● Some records

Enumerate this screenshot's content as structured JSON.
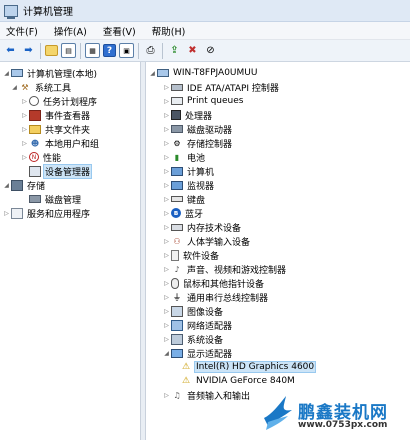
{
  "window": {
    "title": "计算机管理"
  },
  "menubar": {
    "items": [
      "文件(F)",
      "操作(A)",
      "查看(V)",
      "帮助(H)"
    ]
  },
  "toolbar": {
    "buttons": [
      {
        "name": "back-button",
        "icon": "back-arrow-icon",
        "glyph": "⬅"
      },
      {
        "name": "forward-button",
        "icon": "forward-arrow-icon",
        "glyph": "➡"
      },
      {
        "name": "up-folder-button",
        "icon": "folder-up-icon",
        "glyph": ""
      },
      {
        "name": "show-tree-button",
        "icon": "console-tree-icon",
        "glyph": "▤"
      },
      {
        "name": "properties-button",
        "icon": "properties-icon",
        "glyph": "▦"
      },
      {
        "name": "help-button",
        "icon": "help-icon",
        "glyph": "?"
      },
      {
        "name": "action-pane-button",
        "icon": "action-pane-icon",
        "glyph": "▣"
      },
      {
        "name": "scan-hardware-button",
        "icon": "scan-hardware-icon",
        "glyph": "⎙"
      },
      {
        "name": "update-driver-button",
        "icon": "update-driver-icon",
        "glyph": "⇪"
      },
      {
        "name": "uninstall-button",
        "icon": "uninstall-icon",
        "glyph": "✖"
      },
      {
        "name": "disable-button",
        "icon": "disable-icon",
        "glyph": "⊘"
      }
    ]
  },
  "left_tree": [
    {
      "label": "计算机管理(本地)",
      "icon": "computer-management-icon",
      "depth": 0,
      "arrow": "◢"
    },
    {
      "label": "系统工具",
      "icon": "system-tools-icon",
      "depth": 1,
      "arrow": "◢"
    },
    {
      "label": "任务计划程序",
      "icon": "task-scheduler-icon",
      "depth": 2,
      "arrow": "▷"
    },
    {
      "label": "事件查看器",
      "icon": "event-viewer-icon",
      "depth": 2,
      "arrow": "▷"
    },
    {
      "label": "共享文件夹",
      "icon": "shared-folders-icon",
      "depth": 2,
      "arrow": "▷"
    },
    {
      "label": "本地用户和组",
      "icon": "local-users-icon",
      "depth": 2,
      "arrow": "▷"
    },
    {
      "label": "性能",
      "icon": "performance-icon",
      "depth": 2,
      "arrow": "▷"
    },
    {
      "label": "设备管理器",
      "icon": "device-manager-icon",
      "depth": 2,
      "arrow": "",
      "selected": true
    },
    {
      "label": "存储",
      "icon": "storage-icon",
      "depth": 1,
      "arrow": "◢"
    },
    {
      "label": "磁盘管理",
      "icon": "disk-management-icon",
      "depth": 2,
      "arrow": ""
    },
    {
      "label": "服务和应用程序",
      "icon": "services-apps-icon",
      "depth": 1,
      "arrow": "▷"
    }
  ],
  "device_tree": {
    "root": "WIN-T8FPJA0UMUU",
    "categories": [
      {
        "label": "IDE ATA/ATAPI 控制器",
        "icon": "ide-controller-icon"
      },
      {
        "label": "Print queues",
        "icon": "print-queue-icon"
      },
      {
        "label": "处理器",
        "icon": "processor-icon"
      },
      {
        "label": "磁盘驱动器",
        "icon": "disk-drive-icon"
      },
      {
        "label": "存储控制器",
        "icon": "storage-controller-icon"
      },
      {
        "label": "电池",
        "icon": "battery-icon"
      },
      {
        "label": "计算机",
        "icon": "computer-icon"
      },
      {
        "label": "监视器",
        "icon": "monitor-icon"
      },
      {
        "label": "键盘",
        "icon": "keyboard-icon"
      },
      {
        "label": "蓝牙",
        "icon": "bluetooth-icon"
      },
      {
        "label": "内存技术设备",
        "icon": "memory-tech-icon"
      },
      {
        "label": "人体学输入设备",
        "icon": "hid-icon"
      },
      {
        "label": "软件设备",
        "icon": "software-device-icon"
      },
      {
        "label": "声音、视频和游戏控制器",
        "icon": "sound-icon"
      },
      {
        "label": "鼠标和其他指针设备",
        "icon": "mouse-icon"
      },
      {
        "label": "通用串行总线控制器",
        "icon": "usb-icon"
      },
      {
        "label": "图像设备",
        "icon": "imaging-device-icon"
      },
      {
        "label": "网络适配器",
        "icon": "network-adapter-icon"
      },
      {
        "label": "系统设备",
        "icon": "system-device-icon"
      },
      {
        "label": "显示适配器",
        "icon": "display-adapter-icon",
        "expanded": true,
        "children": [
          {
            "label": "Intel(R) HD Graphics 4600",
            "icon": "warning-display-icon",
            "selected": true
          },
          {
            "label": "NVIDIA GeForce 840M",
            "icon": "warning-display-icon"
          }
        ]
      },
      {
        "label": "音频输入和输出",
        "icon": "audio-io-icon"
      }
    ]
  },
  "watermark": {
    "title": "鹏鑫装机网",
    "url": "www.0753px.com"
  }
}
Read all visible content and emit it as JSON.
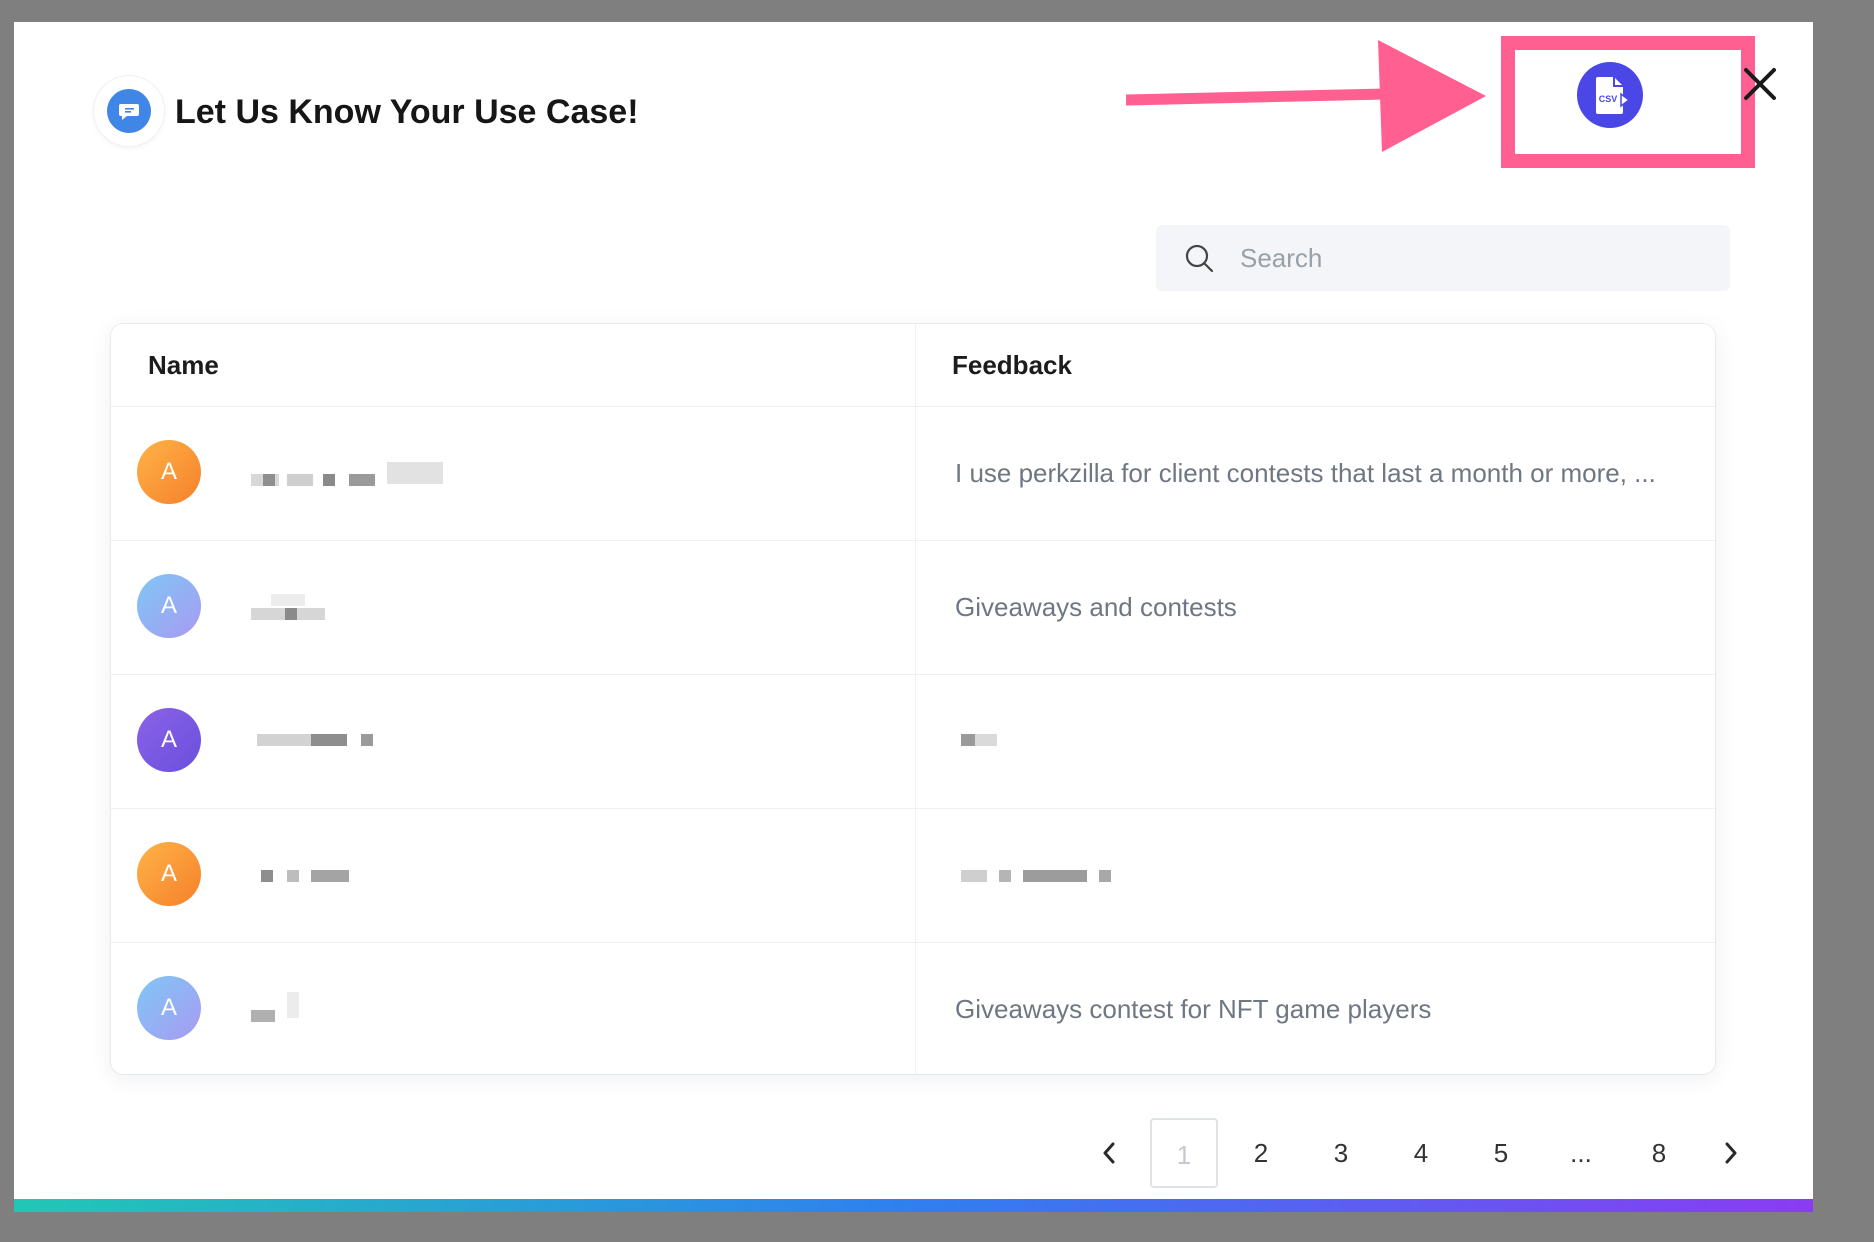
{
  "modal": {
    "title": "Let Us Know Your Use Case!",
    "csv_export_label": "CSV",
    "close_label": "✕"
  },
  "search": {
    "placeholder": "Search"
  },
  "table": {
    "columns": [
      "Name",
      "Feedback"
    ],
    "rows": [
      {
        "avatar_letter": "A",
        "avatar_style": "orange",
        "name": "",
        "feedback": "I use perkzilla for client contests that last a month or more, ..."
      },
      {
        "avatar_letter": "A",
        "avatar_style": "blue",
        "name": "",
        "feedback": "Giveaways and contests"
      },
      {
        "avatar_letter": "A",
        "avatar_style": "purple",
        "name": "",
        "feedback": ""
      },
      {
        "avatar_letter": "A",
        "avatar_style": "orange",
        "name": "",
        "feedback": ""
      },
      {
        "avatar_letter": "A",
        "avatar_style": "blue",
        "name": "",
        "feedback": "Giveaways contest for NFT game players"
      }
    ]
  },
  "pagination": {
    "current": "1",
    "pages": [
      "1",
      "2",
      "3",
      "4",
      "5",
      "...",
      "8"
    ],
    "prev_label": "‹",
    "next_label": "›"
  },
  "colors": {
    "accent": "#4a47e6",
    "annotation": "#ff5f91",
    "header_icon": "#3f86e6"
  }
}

● Written instruction
Transcribe the listing above verbatim. Omit the pictures.

● Exercise result
Enumerate this screenshot's content as structured JSON.
{
  "window": {
    "title": "计算机管理"
  },
  "menubar": {
    "items": [
      "文件(F)",
      "操作(A)",
      "查看(V)",
      "帮助(H)"
    ]
  },
  "toolbar": {
    "buttons": [
      {
        "name": "back-button",
        "icon": "back-arrow-icon",
        "glyph": "⬅"
      },
      {
        "name": "forward-button",
        "icon": "forward-arrow-icon",
        "glyph": "➡"
      },
      {
        "name": "up-folder-button",
        "icon": "folder-up-icon",
        "glyph": ""
      },
      {
        "name": "show-tree-button",
        "icon": "console-tree-icon",
        "glyph": "▤"
      },
      {
        "name": "properties-button",
        "icon": "properties-icon",
        "glyph": "▦"
      },
      {
        "name": "help-button",
        "icon": "help-icon",
        "glyph": "?"
      },
      {
        "name": "action-pane-button",
        "icon": "action-pane-icon",
        "glyph": "▣"
      },
      {
        "name": "scan-hardware-button",
        "icon": "scan-hardware-icon",
        "glyph": "⎙"
      },
      {
        "name": "update-driver-button",
        "icon": "update-driver-icon",
        "glyph": "⇪"
      },
      {
        "name": "uninstall-button",
        "icon": "uninstall-icon",
        "glyph": "✖"
      },
      {
        "name": "disable-button",
        "icon": "disable-icon",
        "glyph": "⊘"
      }
    ]
  },
  "left_tree": [
    {
      "label": "计算机管理(本地)",
      "icon": "computer-management-icon",
      "depth": 0,
      "arrow": "◢"
    },
    {
      "label": "系统工具",
      "icon": "system-tools-icon",
      "depth": 1,
      "arrow": "◢"
    },
    {
      "label": "任务计划程序",
      "icon": "task-scheduler-icon",
      "depth": 2,
      "arrow": "▷"
    },
    {
      "label": "事件查看器",
      "icon": "event-viewer-icon",
      "depth": 2,
      "arrow": "▷"
    },
    {
      "label": "共享文件夹",
      "icon": "shared-folders-icon",
      "depth": 2,
      "arrow": "▷"
    },
    {
      "label": "本地用户和组",
      "icon": "local-users-icon",
      "depth": 2,
      "arrow": "▷"
    },
    {
      "label": "性能",
      "icon": "performance-icon",
      "depth": 2,
      "arrow": "▷"
    },
    {
      "label": "设备管理器",
      "icon": "device-manager-icon",
      "depth": 2,
      "arrow": "",
      "selected": true
    },
    {
      "label": "存储",
      "icon": "storage-icon",
      "depth": 1,
      "arrow": "◢"
    },
    {
      "label": "磁盘管理",
      "icon": "disk-management-icon",
      "depth": 2,
      "arrow": ""
    },
    {
      "label": "服务和应用程序",
      "icon": "services-apps-icon",
      "depth": 1,
      "arrow": "▷"
    }
  ],
  "device_tree": {
    "root": "WIN-T8FPJA0UMUU",
    "categories": [
      {
        "label": "IDE ATA/ATAPI 控制器",
        "icon": "ide-controller-icon"
      },
      {
        "label": "Print queues",
        "icon": "print-queue-icon"
      },
      {
        "label": "处理器",
        "icon": "processor-icon"
      },
      {
        "label": "磁盘驱动器",
        "icon": "disk-drive-icon"
      },
      {
        "label": "存储控制器",
        "icon": "storage-controller-icon"
      },
      {
        "label": "电池",
        "icon": "battery-icon"
      },
      {
        "label": "计算机",
        "icon": "computer-icon"
      },
      {
        "label": "监视器",
        "icon": "monitor-icon"
      },
      {
        "label": "键盘",
        "icon": "keyboard-icon"
      },
      {
        "label": "蓝牙",
        "icon": "bluetooth-icon"
      },
      {
        "label": "内存技术设备",
        "icon": "memory-tech-icon"
      },
      {
        "label": "人体学输入设备",
        "icon": "hid-icon"
      },
      {
        "label": "软件设备",
        "icon": "software-device-icon"
      },
      {
        "label": "声音、视频和游戏控制器",
        "icon": "sound-icon"
      },
      {
        "label": "鼠标和其他指针设备",
        "icon": "mouse-icon"
      },
      {
        "label": "通用串行总线控制器",
        "icon": "usb-icon"
      },
      {
        "label": "图像设备",
        "icon": "imaging-device-icon"
      },
      {
        "label": "网络适配器",
        "icon": "network-adapter-icon"
      },
      {
        "label": "系统设备",
        "icon": "system-device-icon"
      },
      {
        "label": "显示适配器",
        "icon": "display-adapter-icon",
        "expanded": true,
        "children": [
          {
            "label": "Intel(R) HD Graphics 4600",
            "icon": "warning-display-icon",
            "selected": true
          },
          {
            "label": "NVIDIA GeForce 840M",
            "icon": "warning-display-icon"
          }
        ]
      },
      {
        "label": "音频输入和输出",
        "icon": "audio-io-icon"
      }
    ]
  },
  "watermark": {
    "title": "鹏鑫装机网",
    "url": "www.0753px.com"
  }
}
Read all visible content and emit it as JSON.
{
  "modal": {
    "title": "Let Us Know Your Use Case!",
    "csv_export_label": "CSV",
    "close_label": "✕"
  },
  "search": {
    "placeholder": "Search"
  },
  "table": {
    "columns": [
      "Name",
      "Feedback"
    ],
    "rows": [
      {
        "avatar_letter": "A",
        "avatar_style": "orange",
        "name": "",
        "feedback": "I use perkzilla for client contests that last a month or more, ..."
      },
      {
        "avatar_letter": "A",
        "avatar_style": "blue",
        "name": "",
        "feedback": "Giveaways and contests"
      },
      {
        "avatar_letter": "A",
        "avatar_style": "purple",
        "name": "",
        "feedback": ""
      },
      {
        "avatar_letter": "A",
        "avatar_style": "orange",
        "name": "",
        "feedback": ""
      },
      {
        "avatar_letter": "A",
        "avatar_style": "blue",
        "name": "",
        "feedback": "Giveaways contest for NFT game players"
      }
    ]
  },
  "pagination": {
    "current": "1",
    "pages": [
      "1",
      "2",
      "3",
      "4",
      "5",
      "...",
      "8"
    ],
    "prev_label": "‹",
    "next_label": "›"
  },
  "colors": {
    "accent": "#4a47e6",
    "annotation": "#ff5f91",
    "header_icon": "#3f86e6"
  }
}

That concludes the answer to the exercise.